EXERCISE DETAILS —
Lines that include the word "value" are the ones to copy.

STORED RECORDS —

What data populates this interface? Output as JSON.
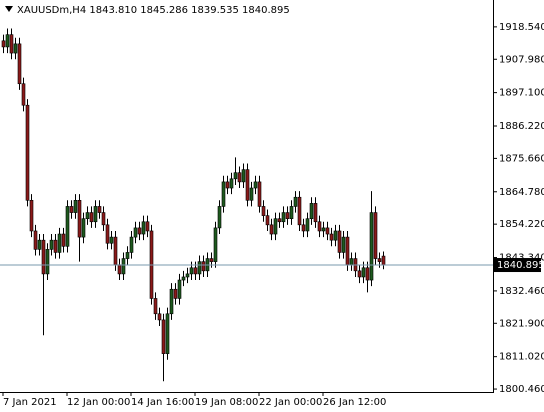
{
  "chart_data": {
    "type": "candlestick",
    "title": "XAUUSDm,H4  1843.810 1845.286 1839.535 1840.895",
    "categories": [
      "7 Jan 2021",
      null,
      null,
      null,
      null,
      null,
      null,
      null,
      null,
      null,
      null,
      null,
      null,
      null,
      null,
      null,
      "12 Jan 00:00",
      null,
      null,
      null,
      null,
      null,
      null,
      null,
      null,
      null,
      null,
      null,
      null,
      null,
      null,
      null,
      "14 Jan 16:00",
      null,
      null,
      null,
      null,
      null,
      null,
      null,
      null,
      null,
      null,
      null,
      null,
      null,
      null,
      null,
      "19 Jan 08:00",
      null,
      null,
      null,
      null,
      null,
      null,
      null,
      null,
      null,
      null,
      null,
      null,
      null,
      null,
      null,
      "22 Jan 00:00",
      null,
      null,
      null,
      null,
      null,
      null,
      null,
      null,
      null,
      null,
      null,
      null,
      null,
      null,
      null,
      "26 Jan 12:00",
      null,
      null,
      null,
      null,
      null,
      null,
      null,
      null,
      null,
      null,
      null,
      null,
      null,
      null,
      null
    ],
    "open": [
      1914,
      1912,
      1916,
      1910,
      1913,
      1900,
      1893,
      1862,
      1852,
      1846,
      1849,
      1838,
      1846,
      1849,
      1845,
      1851,
      1847,
      1860,
      1858,
      1862,
      1850,
      1856,
      1858,
      1855,
      1860,
      1858,
      1854,
      1848,
      1850,
      1841,
      1838,
      1843,
      1845,
      1850,
      1853,
      1851,
      1855,
      1852,
      1830,
      1825,
      1823,
      1812,
      1825,
      1833,
      1830,
      1836,
      1837,
      1838,
      1840,
      1838,
      1842,
      1839,
      1843,
      1842,
      1853,
      1860,
      1868,
      1866,
      1869,
      1871,
      1868,
      1872,
      1862,
      1866,
      1868,
      1860,
      1857,
      1854,
      1851,
      1856,
      1855,
      1858,
      1856,
      1860,
      1863,
      1854,
      1852,
      1856,
      1861,
      1855,
      1852,
      1853,
      1851,
      1849,
      1852,
      1845,
      1850,
      1841,
      1843,
      1839,
      1837,
      1840,
      1836,
      1858,
      1843,
      1843.81
    ],
    "high": [
      1916,
      1918,
      1918,
      1915,
      1915,
      1902,
      1895,
      1864,
      1854,
      1851,
      1851,
      1848,
      1851,
      1851,
      1853,
      1853,
      1862,
      1862,
      1864,
      1864,
      1858,
      1860,
      1860,
      1862,
      1862,
      1860,
      1856,
      1852,
      1852,
      1843,
      1845,
      1847,
      1852,
      1855,
      1855,
      1857,
      1857,
      1854,
      1832,
      1827,
      1825,
      1827,
      1835,
      1835,
      1838,
      1839,
      1840,
      1842,
      1842,
      1844,
      1844,
      1845,
      1845,
      1855,
      1862,
      1870,
      1870,
      1871,
      1876,
      1873,
      1874,
      1874,
      1868,
      1870,
      1870,
      1862,
      1859,
      1856,
      1858,
      1858,
      1860,
      1860,
      1862,
      1865,
      1865,
      1856,
      1858,
      1863,
      1863,
      1857,
      1855,
      1855,
      1853,
      1854,
      1854,
      1852,
      1852,
      1845,
      1845,
      1841,
      1842,
      1842,
      1865,
      1860,
      1845,
      1845.286
    ],
    "low": [
      1910,
      1910,
      1908,
      1908,
      1898,
      1891,
      1860,
      1850,
      1844,
      1844,
      1818,
      1836,
      1844,
      1843,
      1843,
      1845,
      1845,
      1856,
      1856,
      1842,
      1848,
      1854,
      1853,
      1853,
      1856,
      1852,
      1846,
      1846,
      1839,
      1836,
      1836,
      1841,
      1843,
      1848,
      1849,
      1849,
      1850,
      1828,
      1823,
      1821,
      1803,
      1810,
      1823,
      1828,
      1828,
      1834,
      1835,
      1836,
      1836,
      1836,
      1837,
      1837,
      1840,
      1840,
      1851,
      1858,
      1864,
      1864,
      1867,
      1866,
      1866,
      1860,
      1860,
      1864,
      1858,
      1855,
      1852,
      1849,
      1849,
      1853,
      1853,
      1854,
      1854,
      1858,
      1852,
      1850,
      1850,
      1854,
      1853,
      1850,
      1850,
      1849,
      1847,
      1847,
      1843,
      1843,
      1839,
      1839,
      1837,
      1835,
      1835,
      1832,
      1834,
      1841,
      1840,
      1839.535
    ],
    "close": [
      1912,
      1916,
      1910,
      1913,
      1900,
      1893,
      1862,
      1852,
      1846,
      1849,
      1838,
      1846,
      1849,
      1845,
      1851,
      1847,
      1860,
      1858,
      1862,
      1850,
      1856,
      1858,
      1855,
      1860,
      1858,
      1854,
      1848,
      1850,
      1841,
      1838,
      1843,
      1845,
      1850,
      1853,
      1851,
      1855,
      1852,
      1830,
      1825,
      1823,
      1812,
      1825,
      1833,
      1830,
      1836,
      1837,
      1838,
      1840,
      1838,
      1842,
      1839,
      1843,
      1842,
      1853,
      1860,
      1868,
      1866,
      1869,
      1871,
      1868,
      1872,
      1862,
      1866,
      1868,
      1860,
      1857,
      1854,
      1851,
      1856,
      1855,
      1858,
      1856,
      1860,
      1863,
      1854,
      1852,
      1856,
      1861,
      1855,
      1852,
      1853,
      1851,
      1849,
      1852,
      1845,
      1850,
      1841,
      1843,
      1839,
      1837,
      1840,
      1836,
      1858,
      1843,
      1842,
      1840.895
    ],
    "up_color": "#1e5a1e",
    "down_color": "#8b1a1a",
    "current_price": 1840.895,
    "ylim": [
      1799.5,
      1927.3
    ],
    "yticks": [
      {
        "value": 1918.54,
        "label": "1918.540"
      },
      {
        "value": 1907.98,
        "label": "1907.980"
      },
      {
        "value": 1897.1,
        "label": "1897.100"
      },
      {
        "value": 1886.22,
        "label": "1886.220"
      },
      {
        "value": 1875.66,
        "label": "1875.660"
      },
      {
        "value": 1864.78,
        "label": "1864.780"
      },
      {
        "value": 1854.22,
        "label": "1854.220"
      },
      {
        "value": 1843.34,
        "label": "1843.340"
      },
      {
        "value": 1832.46,
        "label": "1832.460"
      },
      {
        "value": 1821.9,
        "label": "1821.900"
      },
      {
        "value": 1811.02,
        "label": "1811.020"
      },
      {
        "value": 1800.46,
        "label": "1800.460"
      }
    ]
  }
}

OUTPUT FOR THIS TASK —
        "value": 1918.54,
        "value": 1907.98,
        "value": 1897.1,
        "value": 1886.22,
        "value": 1875.66,
        "value": 1864.78,
        "value": 1854.22,
        "value": 1843.34,
        "value": 1832.46,
        "value": 1821.9,
        "value": 1811.02,
        "value": 1800.46,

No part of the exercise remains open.